Aim:
Find each line in the records below that contains the string "icon" and copy it out in full. Case counts.

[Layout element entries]
==========

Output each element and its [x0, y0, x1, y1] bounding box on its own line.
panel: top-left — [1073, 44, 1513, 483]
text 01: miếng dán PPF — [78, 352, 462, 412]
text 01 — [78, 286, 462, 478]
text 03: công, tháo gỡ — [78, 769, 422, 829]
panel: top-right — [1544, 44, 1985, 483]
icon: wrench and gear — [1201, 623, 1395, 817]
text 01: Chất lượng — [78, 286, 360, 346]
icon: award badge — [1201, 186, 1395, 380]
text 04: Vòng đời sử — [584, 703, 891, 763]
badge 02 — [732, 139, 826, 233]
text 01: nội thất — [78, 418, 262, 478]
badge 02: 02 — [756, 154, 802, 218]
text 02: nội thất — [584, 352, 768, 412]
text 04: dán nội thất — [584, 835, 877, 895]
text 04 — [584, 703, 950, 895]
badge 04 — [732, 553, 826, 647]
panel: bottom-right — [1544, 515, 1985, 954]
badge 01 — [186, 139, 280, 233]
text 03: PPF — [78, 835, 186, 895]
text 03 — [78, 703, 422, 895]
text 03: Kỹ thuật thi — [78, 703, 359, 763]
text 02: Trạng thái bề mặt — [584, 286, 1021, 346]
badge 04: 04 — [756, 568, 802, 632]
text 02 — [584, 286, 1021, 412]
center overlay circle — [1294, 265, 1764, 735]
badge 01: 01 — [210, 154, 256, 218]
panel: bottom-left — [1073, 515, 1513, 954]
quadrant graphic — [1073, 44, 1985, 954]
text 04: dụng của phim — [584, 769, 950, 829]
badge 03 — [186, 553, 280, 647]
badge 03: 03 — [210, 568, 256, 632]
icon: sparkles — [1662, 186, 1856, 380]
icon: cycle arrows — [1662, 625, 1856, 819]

==========

Response to this task:
icon: wrench and gear — [1201, 623, 1395, 817]
icon: award badge — [1201, 186, 1395, 380]
icon: sparkles — [1662, 186, 1856, 380]
icon: cycle arrows — [1662, 625, 1856, 819]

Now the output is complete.